WHAT IS REQUIRED.
Write the entries below out again exactly; any picture in them stays out.

MATERIAL FOR THIS EXERCISE.
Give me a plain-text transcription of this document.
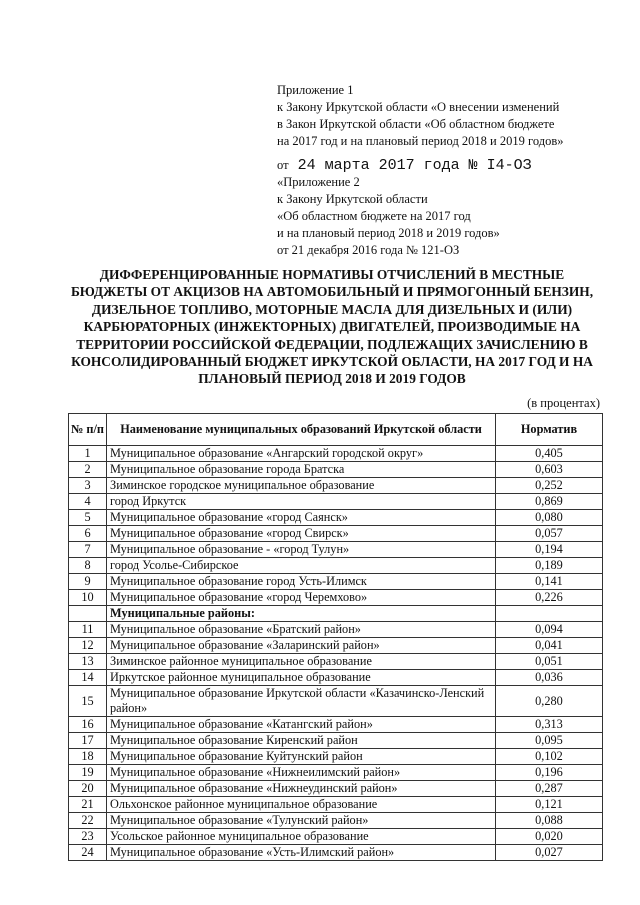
Приложение 1
к Закону Иркутской области «О внесении изменений
в Закон Иркутской области «Об областном бюджете
на 2017 год и на плановый период 2018 и 2019 годов»
от 24 марта 2017 года № I4-ОЗ
«Приложение 2
к Закону Иркутской области
«Об областном бюджете на 2017 год
и на плановый период 2018 и 2019 годов»
от 21 декабря 2016 года № 121-ОЗ
ДИФФЕРЕНЦИРОВАННЫЕ НОРМАТИВЫ ОТЧИСЛЕНИЙ В МЕСТНЫЕ БЮДЖЕТЫ ОТ АКЦИЗОВ НА АВТОМОБИЛЬНЫЙ И ПРЯМОГОННЫЙ БЕНЗИН, ДИЗЕЛЬНОЕ ТОПЛИВО, МОТОРНЫЕ МАСЛА ДЛЯ ДИЗЕЛЬНЫХ И (ИЛИ) КАРБЮРАТОРНЫХ (ИНЖЕКТОРНЫХ) ДВИГАТЕЛЕЙ, ПРОИЗВОДИМЫЕ НА ТЕРРИТОРИИ РОССИЙСКОЙ ФЕДЕРАЦИИ, ПОДЛЕЖАЩИХ ЗАЧИСЛЕНИЮ В КОНСОЛИДИРОВАННЫЙ БЮДЖЕТ ИРКУТСКОЙ ОБЛАСТИ, НА 2017 ГОД И НА ПЛАНОВЫЙ ПЕРИОД 2018 И 2019 ГОДОВ
(в процентах)
№ п/п	Наименование муниципальных образований Иркутской области	Норматив
1	Муниципальное образование «Ангарский городской округ»	0,405
2	Муниципальное образование города Братска	0,603
3	Зиминское городское муниципальное образование	0,252
4	город Иркутск	0,869
5	Муниципальное образование «город Саянск»	0,080
6	Муниципальное образование «город Свирск»	0,057
7	Муниципальное образование - «город Тулун»	0,194
8	город Усолье-Сибирское	0,189
9	Муниципальное образование город Усть-Илимск	0,141
10	Муниципальное образование «город Черемхово»	0,226
	Муниципальные районы:	
11	Муниципальное образование «Братский район»	0,094
12	Муниципальное образование «Заларинский район»	0,041
13	Зиминское районное муниципальное образование	0,051
14	Иркутское районное муниципальное образование	0,036
15	Муниципальное образование Иркутской области «Казачинско-Ленский район»	0,280
16	Муниципальное образование «Катангский район»	0,313
17	Муниципальное образование Киренский район	0,095
18	Муниципальное образование Куйтунский район	0,102
19	Муниципальное образование «Нижнеилимский район»	0,196
20	Муниципальное образование «Нижнеудинский район»	0,287
21	Ольхонское районное муниципальное образование	0,121
22	Муниципальное образование «Тулунский район»	0,088
23	Усольское районное муниципальное образование	0,020
24	Муниципальное образование «Усть-Илимский район»	0,027
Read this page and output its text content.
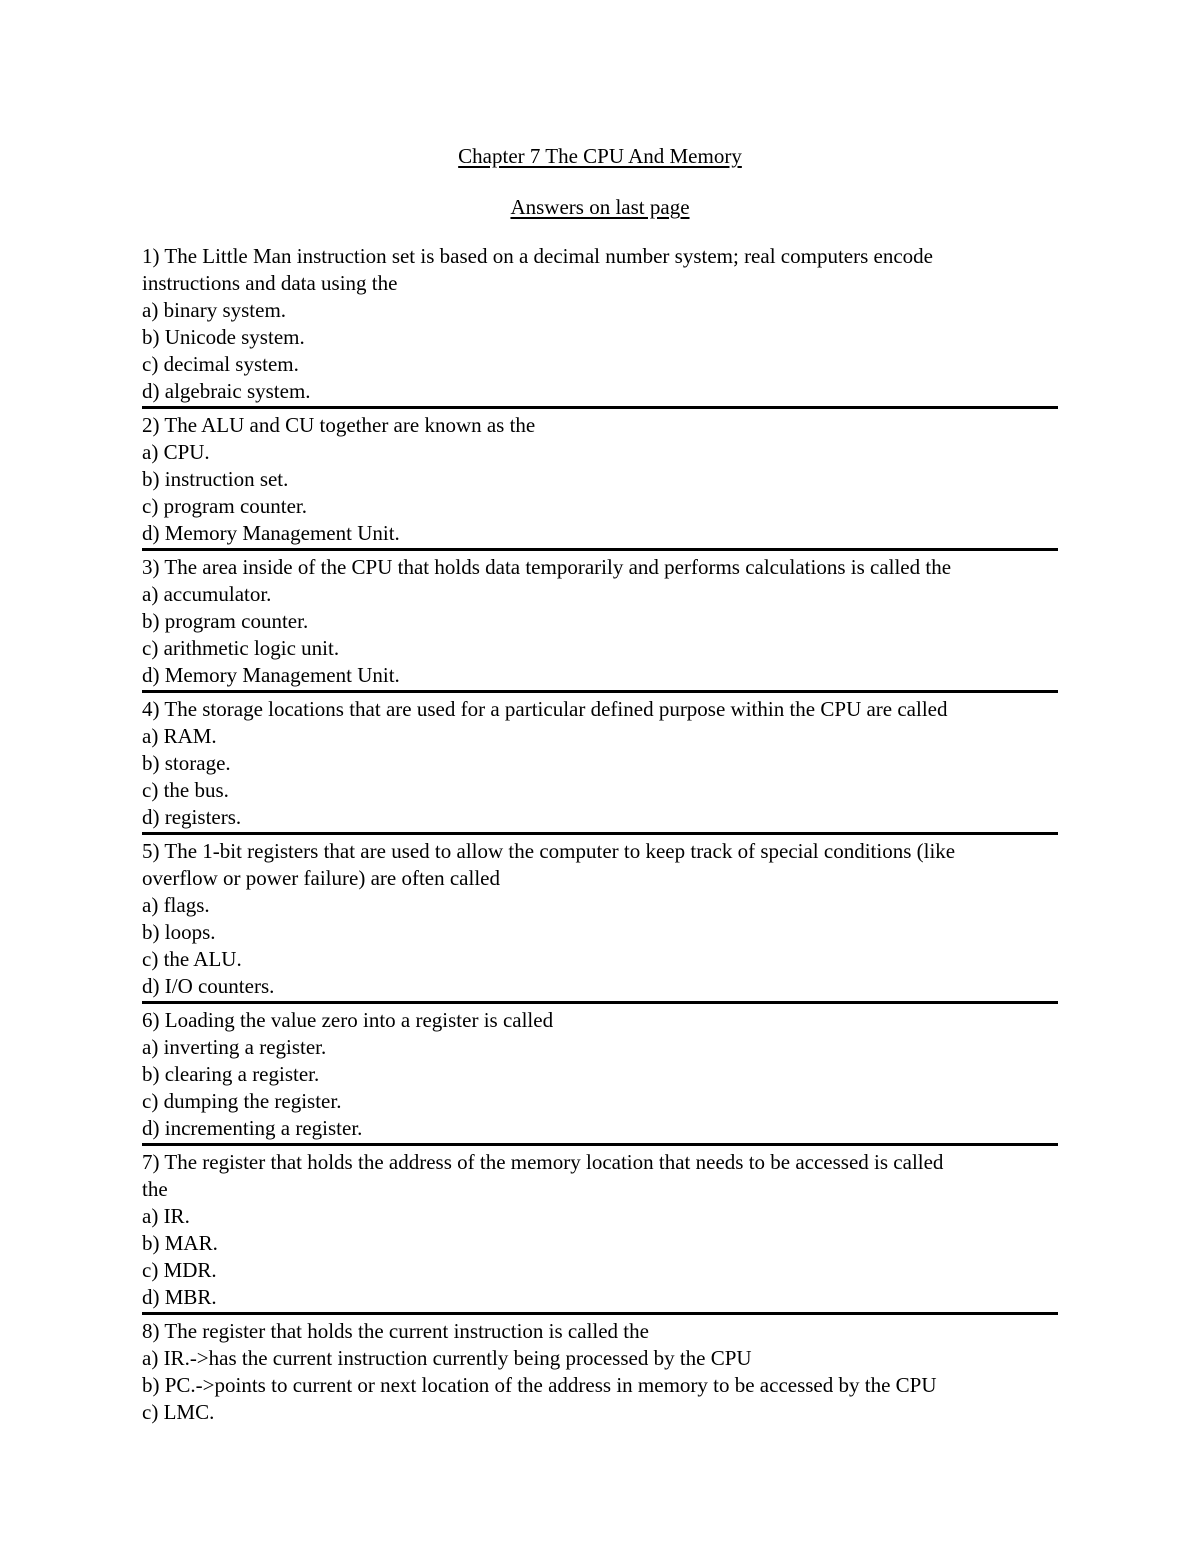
Chapter 7 The CPU And Memory
Answers on last page
1) The Little Man instruction set is based on a decimal number system; real computers encode
instructions and data using the
a) binary system.
b) Unicode system.
c) decimal system.
d) algebraic system.
2) The ALU and CU together are known as the
a) CPU.
b) instruction set.
c) program counter.
d) Memory Management Unit.
3) The area inside of the CPU that holds data temporarily and performs calculations is called the
a) accumulator.
b) program counter.
c) arithmetic logic unit.
d) Memory Management Unit.
4) The storage locations that are used for a particular defined purpose within the CPU are called
a) RAM.
b) storage.
c) the bus.
d) registers.
5) The 1-bit registers that are used to allow the computer to keep track of special conditions (like
overflow or power failure) are often called
a) flags.
b) loops.
c) the ALU.
d) I/O counters.
6) Loading the value zero into a register is called
a) inverting a register.
b) clearing a register.
c) dumping the register.
d) incrementing a register.
7) The register that holds the address of the memory location that needs to be accessed is called
the
a) IR.
b) MAR.
c) MDR.
d) MBR.
8) The register that holds the current instruction is called the
a) IR.->has the current instruction currently being processed by the CPU
b) PC.->points to current or next location of the address in memory to be accessed by the CPU
c) LMC.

FINISHED TASK.
Give me a plain-text transcription of this document.
Приложение 1
к Закону Иркутской области «О внесении изменений
в Закон Иркутской области «Об областном бюджете
на 2017 год и на плановый период 2018 и 2019 годов»
от 24 марта 2017 года № I4-ОЗ
«Приложение 2
к Закону Иркутской области
«Об областном бюджете на 2017 год
и на плановый период 2018 и 2019 годов»
от 21 декабря 2016 года № 121-ОЗ
ДИФФЕРЕНЦИРОВАННЫЕ НОРМАТИВЫ ОТЧИСЛЕНИЙ В МЕСТНЫЕ БЮДЖЕТЫ ОТ АКЦИЗОВ НА АВТОМОБИЛЬНЫЙ И ПРЯМОГОННЫЙ БЕНЗИН, ДИЗЕЛЬНОЕ ТОПЛИВО, МОТОРНЫЕ МАСЛА ДЛЯ ДИЗЕЛЬНЫХ И (ИЛИ) КАРБЮРАТОРНЫХ (ИНЖЕКТОРНЫХ) ДВИГАТЕЛЕЙ, ПРОИЗВОДИМЫЕ НА ТЕРРИТОРИИ РОССИЙСКОЙ ФЕДЕРАЦИИ, ПОДЛЕЖАЩИХ ЗАЧИСЛЕНИЮ В КОНСОЛИДИРОВАННЫЙ БЮДЖЕТ ИРКУТСКОЙ ОБЛАСТИ, НА 2017 ГОД И НА ПЛАНОВЫЙ ПЕРИОД 2018 И 2019 ГОДОВ
(в процентах)
№ п/п	Наименование муниципальных образований Иркутской области	Норматив
1	Муниципальное образование «Ангарский городской округ»	0,405
2	Муниципальное образование города Братска	0,603
3	Зиминское городское муниципальное образование	0,252
4	город Иркутск	0,869
5	Муниципальное образование «город Саянск»	0,080
6	Муниципальное образование «город Свирск»	0,057
7	Муниципальное образование - «город Тулун»	0,194
8	город Усолье-Сибирское	0,189
9	Муниципальное образование город Усть-Илимск	0,141
10	Муниципальное образование «город Черемхово»	0,226
	Муниципальные районы:	
11	Муниципальное образование «Братский район»	0,094
12	Муниципальное образование «Заларинский район»	0,041
13	Зиминское районное муниципальное образование	0,051
14	Иркутское районное муниципальное образование	0,036
15	Муниципальное образование Иркутской области «Казачинско-Ленский район»	0,280
16	Муниципальное образование «Катангский район»	0,313
17	Муниципальное образование Киренский район	0,095
18	Муниципальное образование Куйтунский район	0,102
19	Муниципальное образование «Нижнеилимский район»	0,196
20	Муниципальное образование «Нижнеудинский район»	0,287
21	Ольхонское районное муниципальное образование	0,121
22	Муниципальное образование «Тулунский район»	0,088
23	Усольское районное муниципальное образование	0,020
24	Муниципальное образование «Усть-Илимский район»	0,027
Read this page and output its text content.
Chapter 7 The CPU And Memory
Answers on last page
1) The Little Man instruction set is based on a decimal number system; real computers encode
instructions and data using the
a) binary system.
b) Unicode system.
c) decimal system.
d) algebraic system.
2) The ALU and CU together are known as the
a) CPU.
b) instruction set.
c) program counter.
d) Memory Management Unit.
3) The area inside of the CPU that holds data temporarily and performs calculations is called the
a) accumulator.
b) program counter.
c) arithmetic logic unit.
d) Memory Management Unit.
4) The storage locations that are used for a particular defined purpose within the CPU are called
a) RAM.
b) storage.
c) the bus.
d) registers.
5) The 1-bit registers that are used to allow the computer to keep track of special conditions (like
overflow or power failure) are often called
a) flags.
b) loops.
c) the ALU.
d) I/O counters.
6) Loading the value zero into a register is called
a) inverting a register.
b) clearing a register.
c) dumping the register.
d) incrementing a register.
7) The register that holds the address of the memory location that needs to be accessed is called
the
a) IR.
b) MAR.
c) MDR.
d) MBR.
8) The register that holds the current instruction is called the
a) IR.->has the current instruction currently being processed by the CPU
b) PC.->points to current or next location of the address in memory to be accessed by the CPU
c) LMC.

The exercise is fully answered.